→ 課題の指示
下に示すグラフィックスカードの消費電力と性能についての本文を読み、次の(a)~(c)が本文の内容と合うかどうかを「はい」か「いいえ」で答えなさい。それぞれ、判断の根拠となる箇所を本文からそのまま引用すること。
(a) 3DMark FireStrike Demoでは、Radeon RX 6800 XTとGeForce RTX 3080がほぼ同じ消費電力で推移している。
(b) Radeon RX 6800 XTが搭載しているメモリは8GBである。
(c) Radeon RX 6800の定価は、GeForce RTX 3070より$50ほど安い。

→ 本文
# # # #
◆消費電力(グラフ101~105)

最後にこちらを。まずグラフ101~104が順に

  • 3DMark FireStrikeのDemo
  • FF15 Bench(2K、高品質、フルスクリーン)
  • Metro Exodus(2K、Ultra)
  • Shadow of the Tomb Raider(2K・Highest)

のそれぞれの最初から最後までの消費電力変動を測定したものだ。Metro ExodusとShadow of the Tomb Raiderでは、Ray Tracing有効/無効の両方を測定している。

  • グラフ101

  • グラフ102

  • グラフ103

  • グラフ104

  • グラフ105

この中では、CPU負荷が一番小さい(そして描画負荷も恐らく一番小さい)3DMark FireStrike Demo(グラフ101)のみ、Radeon RX 6800 XTとGeForce RTX 3080、Radeon RX 6800とGeForce RTX 3070がどちらもほぼ同じ消費電力で推移している。ただもっと描画負荷が上がると、明白にRadeon RX 6800系の消費電力が下がっているのはグラフ101~103から見て取れると思う。この各々のフル稼働中の平均値を取ってまとめたのがグラフ105であるが、ラフに言って

  • Radeon RX 6800 XTはGeForce RTX 3080よりも30Wほど消費電力が低い
  • Radeon RX 6800はGeForce RTX 3070よりも10~30Wほど消費電力が低い

として良いかと思う。

考察 - 上位GeForce対抗に十分な性能、今後にも期待

ということで久々にグラフの数が多くなって申し訳ありません。ただ全体を通してみると

  • Radeon RX 6800 XTは、確かにGeForce RTX 3080と互角以上の性能を実現しており、しかも消費電力は多少ではあるが低くなっている。メモリも16GB搭載しており、これもメリット。ただしRay Tracing性能は過度に期待してはいけない。
  • Radeon RX 6800は、十分GeForce RTX 3070を上回る性能を実現しており、消費電力も若干ではあるが低くなっている。定価では$50ほど上回っているが、16GBメモリと性能差を考えれば十分価格差に見合うと言える。ただこちらもRay Tracing性能は期待してはいけない。
# # # #
→ データセットの記録

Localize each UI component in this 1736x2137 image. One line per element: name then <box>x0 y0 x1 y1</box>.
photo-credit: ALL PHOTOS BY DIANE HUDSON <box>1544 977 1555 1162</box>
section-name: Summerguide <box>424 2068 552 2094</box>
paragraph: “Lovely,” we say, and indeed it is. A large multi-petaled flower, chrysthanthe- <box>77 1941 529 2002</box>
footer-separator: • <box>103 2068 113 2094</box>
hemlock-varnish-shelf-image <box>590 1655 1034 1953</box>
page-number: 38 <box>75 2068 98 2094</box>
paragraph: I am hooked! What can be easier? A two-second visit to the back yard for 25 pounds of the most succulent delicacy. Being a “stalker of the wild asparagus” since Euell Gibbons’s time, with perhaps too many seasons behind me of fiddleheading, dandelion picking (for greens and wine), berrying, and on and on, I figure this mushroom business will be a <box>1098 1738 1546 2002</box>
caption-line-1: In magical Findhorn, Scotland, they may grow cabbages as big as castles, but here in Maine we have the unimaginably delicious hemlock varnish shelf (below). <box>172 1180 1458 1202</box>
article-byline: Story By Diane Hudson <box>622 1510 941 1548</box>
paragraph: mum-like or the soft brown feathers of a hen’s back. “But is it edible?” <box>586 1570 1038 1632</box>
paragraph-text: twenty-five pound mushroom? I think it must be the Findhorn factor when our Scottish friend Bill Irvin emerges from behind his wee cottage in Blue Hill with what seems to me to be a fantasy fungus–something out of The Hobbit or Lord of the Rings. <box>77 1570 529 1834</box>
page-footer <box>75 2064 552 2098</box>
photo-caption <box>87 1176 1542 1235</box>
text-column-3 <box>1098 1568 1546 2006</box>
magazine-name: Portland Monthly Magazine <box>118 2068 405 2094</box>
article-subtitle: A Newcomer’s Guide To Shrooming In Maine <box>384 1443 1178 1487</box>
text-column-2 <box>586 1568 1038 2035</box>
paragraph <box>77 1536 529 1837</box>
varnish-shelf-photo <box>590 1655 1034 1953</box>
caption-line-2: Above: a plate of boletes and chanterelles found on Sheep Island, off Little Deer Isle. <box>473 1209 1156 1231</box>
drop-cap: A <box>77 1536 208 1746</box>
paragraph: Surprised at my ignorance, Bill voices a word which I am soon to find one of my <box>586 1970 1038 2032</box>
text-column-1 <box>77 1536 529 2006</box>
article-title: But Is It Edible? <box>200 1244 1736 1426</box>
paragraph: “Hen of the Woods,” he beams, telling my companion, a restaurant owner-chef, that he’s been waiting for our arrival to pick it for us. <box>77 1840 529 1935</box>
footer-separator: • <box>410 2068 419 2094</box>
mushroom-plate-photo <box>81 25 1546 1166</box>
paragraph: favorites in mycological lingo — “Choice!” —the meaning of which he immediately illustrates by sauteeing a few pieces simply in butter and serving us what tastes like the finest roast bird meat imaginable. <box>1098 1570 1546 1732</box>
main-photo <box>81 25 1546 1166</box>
# # # #
→ 課題の解答
(a) はい。「Radeon RX 6800 XTとGeForce RTX 3080、Radeon RX 6800とGeForce RTX 3070がどちらもほぼ同じ消費電力で推移している」
(b) いいえ。「メモリも16GB搭載しており」
(c) いいえ。「定価では$50ほど上回っているが」